--- Input for this task ---

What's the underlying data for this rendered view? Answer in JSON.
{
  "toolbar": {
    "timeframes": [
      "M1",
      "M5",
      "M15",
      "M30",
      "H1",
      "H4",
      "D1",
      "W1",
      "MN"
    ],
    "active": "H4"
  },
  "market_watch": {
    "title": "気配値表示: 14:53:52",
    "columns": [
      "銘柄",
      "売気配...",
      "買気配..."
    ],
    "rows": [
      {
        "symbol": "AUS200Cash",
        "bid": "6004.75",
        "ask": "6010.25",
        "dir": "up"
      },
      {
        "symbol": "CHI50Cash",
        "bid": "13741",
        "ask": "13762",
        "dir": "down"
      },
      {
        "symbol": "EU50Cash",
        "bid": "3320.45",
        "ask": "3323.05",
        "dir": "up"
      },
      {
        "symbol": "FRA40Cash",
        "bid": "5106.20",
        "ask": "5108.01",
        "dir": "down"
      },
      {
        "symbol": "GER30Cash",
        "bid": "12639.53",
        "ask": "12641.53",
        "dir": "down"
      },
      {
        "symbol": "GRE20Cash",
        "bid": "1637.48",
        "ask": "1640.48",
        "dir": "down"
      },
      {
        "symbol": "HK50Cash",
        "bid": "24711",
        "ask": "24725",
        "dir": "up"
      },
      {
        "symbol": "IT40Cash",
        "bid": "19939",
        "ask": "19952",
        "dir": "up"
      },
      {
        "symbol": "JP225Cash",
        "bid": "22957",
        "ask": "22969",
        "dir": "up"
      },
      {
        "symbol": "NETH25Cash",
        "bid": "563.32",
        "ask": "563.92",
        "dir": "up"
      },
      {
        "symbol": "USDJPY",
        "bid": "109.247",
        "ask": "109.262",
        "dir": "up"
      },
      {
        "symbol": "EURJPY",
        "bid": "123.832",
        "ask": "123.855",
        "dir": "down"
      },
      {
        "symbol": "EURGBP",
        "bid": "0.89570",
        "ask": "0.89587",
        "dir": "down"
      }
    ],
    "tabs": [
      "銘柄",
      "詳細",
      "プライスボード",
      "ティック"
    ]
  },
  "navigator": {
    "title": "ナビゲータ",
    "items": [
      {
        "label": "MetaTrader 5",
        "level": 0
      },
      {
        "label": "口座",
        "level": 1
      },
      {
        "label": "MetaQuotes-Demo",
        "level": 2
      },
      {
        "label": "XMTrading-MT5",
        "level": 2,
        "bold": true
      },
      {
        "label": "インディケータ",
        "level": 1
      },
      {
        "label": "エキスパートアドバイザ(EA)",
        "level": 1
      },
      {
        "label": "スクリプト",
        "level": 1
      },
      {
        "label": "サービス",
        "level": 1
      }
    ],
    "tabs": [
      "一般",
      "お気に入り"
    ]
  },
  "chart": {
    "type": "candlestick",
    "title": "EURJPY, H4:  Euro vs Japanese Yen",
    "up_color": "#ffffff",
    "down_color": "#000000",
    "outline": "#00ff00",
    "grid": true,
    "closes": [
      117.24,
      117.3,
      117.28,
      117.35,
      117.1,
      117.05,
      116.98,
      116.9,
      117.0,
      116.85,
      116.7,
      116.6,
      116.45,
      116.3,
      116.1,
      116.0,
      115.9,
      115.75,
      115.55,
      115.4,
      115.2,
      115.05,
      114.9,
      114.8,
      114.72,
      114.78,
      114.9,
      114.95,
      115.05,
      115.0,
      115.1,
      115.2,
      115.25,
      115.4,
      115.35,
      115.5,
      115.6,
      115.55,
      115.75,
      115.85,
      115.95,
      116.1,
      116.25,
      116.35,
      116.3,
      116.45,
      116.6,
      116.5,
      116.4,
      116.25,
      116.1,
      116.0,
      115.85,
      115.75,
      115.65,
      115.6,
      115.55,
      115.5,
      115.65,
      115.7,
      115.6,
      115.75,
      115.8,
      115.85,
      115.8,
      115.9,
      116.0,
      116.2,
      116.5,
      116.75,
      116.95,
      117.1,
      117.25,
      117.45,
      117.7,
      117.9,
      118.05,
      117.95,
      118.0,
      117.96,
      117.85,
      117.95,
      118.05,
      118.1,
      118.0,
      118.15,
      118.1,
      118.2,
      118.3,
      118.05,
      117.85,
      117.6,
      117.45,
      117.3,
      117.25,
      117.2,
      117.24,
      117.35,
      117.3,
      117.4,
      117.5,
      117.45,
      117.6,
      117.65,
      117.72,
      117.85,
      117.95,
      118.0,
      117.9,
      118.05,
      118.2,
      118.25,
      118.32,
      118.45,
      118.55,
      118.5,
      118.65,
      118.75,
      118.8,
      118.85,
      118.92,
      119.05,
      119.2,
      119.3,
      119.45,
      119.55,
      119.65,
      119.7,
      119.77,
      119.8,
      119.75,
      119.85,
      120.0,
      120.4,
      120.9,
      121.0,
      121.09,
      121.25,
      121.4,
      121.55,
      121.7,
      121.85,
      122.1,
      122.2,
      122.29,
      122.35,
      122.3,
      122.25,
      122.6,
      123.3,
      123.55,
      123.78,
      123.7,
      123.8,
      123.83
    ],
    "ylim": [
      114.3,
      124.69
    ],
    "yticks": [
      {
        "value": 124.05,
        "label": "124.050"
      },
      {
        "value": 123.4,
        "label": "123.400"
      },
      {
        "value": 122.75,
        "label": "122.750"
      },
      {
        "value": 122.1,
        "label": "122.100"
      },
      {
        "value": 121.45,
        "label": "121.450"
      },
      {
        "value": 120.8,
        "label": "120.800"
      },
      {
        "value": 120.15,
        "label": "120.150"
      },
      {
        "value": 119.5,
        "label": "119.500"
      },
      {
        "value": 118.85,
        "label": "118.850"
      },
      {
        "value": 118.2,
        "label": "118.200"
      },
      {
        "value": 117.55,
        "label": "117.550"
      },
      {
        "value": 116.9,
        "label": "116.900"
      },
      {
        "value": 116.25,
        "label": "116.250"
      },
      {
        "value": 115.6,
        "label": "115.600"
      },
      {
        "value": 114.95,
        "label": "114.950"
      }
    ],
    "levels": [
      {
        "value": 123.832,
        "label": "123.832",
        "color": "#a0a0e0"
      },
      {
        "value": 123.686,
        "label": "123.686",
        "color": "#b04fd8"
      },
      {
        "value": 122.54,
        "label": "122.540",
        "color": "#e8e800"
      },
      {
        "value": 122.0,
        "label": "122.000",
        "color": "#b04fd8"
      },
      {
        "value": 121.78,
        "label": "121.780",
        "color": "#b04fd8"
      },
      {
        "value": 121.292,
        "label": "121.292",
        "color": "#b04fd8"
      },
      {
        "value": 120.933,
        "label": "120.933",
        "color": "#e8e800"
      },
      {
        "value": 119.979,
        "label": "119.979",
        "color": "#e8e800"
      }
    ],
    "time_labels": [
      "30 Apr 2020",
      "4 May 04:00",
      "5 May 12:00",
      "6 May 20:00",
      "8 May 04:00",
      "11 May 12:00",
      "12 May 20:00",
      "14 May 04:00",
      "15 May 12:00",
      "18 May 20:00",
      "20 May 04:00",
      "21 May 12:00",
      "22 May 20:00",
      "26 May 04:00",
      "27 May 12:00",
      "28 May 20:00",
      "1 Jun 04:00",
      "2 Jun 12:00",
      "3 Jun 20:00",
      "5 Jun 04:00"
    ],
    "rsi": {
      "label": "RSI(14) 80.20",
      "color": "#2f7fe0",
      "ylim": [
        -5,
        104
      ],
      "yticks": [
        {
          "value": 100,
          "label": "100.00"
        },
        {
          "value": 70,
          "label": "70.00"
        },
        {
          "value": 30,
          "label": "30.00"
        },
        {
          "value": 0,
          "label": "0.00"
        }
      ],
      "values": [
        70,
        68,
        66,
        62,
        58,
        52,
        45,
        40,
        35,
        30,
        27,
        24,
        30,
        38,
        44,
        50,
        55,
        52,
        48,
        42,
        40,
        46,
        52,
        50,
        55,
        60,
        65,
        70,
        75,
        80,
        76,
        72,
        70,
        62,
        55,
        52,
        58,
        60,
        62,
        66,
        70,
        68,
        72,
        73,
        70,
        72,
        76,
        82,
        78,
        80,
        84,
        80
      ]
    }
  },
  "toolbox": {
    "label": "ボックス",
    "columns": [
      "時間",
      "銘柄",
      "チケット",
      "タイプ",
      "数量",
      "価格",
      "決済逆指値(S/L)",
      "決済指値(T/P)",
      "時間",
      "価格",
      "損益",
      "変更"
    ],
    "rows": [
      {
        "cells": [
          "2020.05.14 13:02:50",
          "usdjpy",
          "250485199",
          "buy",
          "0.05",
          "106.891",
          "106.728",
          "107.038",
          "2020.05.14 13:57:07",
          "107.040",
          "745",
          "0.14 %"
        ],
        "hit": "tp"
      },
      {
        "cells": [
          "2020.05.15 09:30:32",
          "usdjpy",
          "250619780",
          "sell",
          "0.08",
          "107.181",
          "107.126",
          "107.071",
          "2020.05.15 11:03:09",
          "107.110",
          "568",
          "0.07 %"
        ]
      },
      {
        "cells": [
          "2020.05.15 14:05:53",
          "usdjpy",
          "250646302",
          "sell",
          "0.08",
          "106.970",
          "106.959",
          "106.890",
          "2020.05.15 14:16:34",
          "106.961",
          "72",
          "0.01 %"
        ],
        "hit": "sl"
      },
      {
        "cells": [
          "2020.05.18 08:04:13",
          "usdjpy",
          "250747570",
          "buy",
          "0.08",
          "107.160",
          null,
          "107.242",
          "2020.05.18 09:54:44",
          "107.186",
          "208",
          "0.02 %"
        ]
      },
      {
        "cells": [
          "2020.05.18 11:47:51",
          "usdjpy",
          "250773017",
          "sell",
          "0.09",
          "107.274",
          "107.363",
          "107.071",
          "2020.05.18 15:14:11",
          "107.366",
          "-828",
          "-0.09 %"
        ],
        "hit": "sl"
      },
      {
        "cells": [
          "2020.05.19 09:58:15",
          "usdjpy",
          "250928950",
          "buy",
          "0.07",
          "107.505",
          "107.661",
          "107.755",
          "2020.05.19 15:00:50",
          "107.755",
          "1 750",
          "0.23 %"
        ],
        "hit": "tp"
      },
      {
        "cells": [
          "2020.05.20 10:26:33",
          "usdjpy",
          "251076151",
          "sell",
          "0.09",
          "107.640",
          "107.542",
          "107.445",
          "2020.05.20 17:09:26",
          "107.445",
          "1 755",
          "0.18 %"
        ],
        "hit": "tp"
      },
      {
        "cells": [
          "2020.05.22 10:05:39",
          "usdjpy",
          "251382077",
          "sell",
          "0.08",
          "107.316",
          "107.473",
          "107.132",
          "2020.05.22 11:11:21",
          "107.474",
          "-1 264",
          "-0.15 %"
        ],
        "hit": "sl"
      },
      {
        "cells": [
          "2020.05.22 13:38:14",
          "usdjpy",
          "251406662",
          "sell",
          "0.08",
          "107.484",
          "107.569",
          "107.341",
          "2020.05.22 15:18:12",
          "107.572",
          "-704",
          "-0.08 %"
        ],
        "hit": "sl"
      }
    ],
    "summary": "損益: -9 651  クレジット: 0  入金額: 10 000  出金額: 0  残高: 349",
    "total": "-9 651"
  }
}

---

**Task prompt**
From the entries above, copy each line holding "EURJPY".

**Solution to the problem**
        "symbol": "EURJPY",
    "title": "EURJPY, H4:  Euro vs Japanese Yen",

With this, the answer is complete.